◆ **Aim of the exercise**:
Show each line that has the string "text" in it.

[Record excerpts start]

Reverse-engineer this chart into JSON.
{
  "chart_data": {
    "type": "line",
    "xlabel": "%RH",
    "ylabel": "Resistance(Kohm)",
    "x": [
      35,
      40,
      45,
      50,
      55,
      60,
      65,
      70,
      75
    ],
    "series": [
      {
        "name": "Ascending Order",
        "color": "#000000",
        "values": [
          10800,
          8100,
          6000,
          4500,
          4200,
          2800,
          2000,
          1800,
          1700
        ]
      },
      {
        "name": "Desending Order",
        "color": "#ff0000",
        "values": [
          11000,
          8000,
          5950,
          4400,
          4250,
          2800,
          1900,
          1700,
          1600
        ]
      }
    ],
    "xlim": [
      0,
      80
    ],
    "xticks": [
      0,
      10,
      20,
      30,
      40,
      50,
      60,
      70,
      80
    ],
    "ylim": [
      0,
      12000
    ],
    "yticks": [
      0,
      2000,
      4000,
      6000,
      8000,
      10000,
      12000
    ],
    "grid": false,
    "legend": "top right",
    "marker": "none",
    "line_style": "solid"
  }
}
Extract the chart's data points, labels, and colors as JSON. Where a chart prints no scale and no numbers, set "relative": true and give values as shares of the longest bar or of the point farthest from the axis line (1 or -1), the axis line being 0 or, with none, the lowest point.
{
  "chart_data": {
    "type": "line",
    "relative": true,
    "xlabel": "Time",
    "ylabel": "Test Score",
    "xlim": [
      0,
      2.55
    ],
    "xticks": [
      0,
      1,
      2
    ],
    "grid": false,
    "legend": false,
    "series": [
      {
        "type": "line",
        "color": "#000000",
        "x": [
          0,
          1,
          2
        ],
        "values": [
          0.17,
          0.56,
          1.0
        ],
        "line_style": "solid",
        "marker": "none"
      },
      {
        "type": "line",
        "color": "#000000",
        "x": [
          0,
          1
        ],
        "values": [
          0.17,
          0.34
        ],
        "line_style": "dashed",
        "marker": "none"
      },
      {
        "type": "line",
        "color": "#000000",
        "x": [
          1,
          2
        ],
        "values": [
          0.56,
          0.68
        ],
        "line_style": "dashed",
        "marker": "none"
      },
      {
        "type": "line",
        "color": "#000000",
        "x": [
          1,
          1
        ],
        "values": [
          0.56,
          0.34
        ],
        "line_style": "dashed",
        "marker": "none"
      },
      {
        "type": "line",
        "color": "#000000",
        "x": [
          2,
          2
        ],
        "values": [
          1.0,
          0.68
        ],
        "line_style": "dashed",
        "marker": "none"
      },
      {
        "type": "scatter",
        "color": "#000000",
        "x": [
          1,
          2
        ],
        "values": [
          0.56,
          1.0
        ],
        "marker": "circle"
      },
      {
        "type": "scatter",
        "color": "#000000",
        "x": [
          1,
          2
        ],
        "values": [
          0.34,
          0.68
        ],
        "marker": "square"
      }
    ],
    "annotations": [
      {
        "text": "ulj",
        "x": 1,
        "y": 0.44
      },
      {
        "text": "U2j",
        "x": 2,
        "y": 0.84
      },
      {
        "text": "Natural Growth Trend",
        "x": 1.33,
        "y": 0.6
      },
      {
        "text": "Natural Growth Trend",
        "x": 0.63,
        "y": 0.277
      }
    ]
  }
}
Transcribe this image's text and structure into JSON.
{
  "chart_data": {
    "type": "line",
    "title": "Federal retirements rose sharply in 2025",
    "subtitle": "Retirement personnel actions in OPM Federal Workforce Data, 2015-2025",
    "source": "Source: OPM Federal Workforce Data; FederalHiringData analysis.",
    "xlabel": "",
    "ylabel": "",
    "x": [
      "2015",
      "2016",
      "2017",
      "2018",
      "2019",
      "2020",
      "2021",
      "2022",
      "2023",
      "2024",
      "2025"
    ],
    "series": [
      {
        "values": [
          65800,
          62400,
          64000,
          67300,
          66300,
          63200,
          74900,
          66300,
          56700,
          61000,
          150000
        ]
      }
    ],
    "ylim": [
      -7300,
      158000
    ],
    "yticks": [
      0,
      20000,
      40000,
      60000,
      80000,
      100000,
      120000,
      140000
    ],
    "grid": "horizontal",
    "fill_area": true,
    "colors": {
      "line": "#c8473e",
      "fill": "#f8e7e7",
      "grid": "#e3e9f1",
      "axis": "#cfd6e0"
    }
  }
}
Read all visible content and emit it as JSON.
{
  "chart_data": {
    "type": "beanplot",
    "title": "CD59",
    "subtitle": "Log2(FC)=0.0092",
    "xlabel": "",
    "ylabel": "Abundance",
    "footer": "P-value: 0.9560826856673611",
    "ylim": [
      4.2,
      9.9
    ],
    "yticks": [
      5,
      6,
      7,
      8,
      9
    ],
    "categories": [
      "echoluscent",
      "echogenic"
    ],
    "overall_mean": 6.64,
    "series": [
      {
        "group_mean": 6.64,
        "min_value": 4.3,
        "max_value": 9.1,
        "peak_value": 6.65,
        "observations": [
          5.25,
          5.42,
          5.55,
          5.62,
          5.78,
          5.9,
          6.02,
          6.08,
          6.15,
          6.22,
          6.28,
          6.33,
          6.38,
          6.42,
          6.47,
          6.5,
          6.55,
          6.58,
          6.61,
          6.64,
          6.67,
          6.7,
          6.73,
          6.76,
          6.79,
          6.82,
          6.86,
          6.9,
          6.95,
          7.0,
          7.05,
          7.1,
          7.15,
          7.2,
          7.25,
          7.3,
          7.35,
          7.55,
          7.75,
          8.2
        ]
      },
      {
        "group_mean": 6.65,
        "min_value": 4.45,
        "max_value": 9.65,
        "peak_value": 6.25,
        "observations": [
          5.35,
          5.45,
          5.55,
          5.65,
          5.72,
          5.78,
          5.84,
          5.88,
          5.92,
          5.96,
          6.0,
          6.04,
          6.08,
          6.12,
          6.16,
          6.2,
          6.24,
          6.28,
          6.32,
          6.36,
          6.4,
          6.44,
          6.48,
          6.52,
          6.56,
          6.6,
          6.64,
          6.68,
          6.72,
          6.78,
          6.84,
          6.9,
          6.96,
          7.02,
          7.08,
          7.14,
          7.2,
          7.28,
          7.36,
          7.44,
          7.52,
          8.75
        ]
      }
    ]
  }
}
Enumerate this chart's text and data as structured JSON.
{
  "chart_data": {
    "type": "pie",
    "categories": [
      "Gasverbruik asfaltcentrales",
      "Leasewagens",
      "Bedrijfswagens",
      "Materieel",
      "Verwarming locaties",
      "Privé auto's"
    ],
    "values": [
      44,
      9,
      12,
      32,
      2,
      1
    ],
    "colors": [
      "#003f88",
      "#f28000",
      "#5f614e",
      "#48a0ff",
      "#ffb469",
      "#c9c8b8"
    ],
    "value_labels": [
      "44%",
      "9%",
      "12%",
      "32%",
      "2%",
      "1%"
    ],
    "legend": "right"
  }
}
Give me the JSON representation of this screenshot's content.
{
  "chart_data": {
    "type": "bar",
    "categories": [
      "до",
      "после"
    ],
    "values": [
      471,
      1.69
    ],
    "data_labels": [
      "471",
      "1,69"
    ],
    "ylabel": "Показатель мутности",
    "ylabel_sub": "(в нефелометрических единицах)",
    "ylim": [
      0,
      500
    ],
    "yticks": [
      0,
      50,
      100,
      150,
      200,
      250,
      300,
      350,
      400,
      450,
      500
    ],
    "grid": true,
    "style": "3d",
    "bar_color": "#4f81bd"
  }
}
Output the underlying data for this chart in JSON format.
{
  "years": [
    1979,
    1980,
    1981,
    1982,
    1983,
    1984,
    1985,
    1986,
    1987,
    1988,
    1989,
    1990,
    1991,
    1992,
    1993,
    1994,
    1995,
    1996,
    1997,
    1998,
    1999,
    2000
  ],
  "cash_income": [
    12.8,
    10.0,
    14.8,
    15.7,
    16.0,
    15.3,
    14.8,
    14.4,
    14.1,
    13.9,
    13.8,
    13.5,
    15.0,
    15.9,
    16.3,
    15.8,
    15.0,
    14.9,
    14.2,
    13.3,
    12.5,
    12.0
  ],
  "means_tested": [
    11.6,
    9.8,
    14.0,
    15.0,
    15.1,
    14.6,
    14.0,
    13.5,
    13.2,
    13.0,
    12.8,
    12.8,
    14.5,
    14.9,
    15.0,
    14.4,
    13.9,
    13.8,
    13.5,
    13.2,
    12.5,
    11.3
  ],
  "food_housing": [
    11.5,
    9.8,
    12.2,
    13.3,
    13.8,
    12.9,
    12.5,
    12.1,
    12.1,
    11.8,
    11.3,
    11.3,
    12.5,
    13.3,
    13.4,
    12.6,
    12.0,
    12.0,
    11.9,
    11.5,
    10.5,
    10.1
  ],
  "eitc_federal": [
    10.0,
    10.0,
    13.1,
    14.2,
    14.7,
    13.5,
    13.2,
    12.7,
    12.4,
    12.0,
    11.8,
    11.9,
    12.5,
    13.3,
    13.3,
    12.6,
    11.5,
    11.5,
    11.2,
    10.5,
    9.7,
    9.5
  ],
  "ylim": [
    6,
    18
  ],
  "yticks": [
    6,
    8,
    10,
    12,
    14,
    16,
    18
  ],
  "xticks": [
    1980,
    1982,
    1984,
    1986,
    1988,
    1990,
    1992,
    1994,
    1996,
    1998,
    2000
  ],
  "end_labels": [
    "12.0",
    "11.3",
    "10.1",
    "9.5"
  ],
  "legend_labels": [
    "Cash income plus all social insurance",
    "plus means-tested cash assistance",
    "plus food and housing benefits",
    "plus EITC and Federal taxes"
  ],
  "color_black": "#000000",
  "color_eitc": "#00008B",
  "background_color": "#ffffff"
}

[Record excerpts end]

◆ **Task result**:
        "text": "ulj",
        "text": "U2j",
        "text": "Natural Growth Trend",
        "text": "Natural Growth Trend",
Transcribe this image's text and structure into JSON.
Enumerate this chart's text and data as structured JSON.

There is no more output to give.